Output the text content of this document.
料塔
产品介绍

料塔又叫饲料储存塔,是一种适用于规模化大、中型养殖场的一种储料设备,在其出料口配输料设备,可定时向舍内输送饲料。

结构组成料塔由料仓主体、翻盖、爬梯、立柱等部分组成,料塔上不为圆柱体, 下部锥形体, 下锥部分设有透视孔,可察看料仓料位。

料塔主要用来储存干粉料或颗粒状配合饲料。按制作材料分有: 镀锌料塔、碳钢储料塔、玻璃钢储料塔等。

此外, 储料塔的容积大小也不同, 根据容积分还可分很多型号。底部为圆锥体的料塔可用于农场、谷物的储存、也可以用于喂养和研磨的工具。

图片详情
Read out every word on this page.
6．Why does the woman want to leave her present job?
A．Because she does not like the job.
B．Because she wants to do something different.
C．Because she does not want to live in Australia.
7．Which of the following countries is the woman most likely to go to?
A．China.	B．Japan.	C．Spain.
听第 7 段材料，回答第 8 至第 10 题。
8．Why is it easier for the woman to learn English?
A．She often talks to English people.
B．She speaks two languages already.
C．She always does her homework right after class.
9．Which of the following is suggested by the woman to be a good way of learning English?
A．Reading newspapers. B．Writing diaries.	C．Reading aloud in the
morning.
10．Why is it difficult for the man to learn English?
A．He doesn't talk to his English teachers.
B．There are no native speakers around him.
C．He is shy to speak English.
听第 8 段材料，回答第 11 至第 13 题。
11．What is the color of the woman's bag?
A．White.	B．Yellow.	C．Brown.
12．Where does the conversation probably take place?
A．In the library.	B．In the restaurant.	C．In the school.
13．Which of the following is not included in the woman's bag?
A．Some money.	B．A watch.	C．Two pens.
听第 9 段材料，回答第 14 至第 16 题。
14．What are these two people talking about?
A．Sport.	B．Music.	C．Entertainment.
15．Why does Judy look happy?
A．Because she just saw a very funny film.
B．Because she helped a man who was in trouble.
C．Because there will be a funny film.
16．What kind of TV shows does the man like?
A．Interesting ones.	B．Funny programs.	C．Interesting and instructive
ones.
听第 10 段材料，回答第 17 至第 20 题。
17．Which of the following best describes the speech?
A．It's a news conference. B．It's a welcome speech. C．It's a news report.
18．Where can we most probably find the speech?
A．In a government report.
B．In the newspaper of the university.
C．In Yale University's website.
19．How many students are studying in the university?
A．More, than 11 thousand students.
#####
- _Goal_
Go through the records and show every line with the string "English" in it.

- _Finished exercise_
8．Why is it easier for the woman to learn English?
A．She often talks to English people.
9．Which of the following is suggested by the woman to be a good way of learning English?
10．Why is it difficult for the man to learn English?
A．He doesn't talk to his English teachers.
C．He is shy to speak English.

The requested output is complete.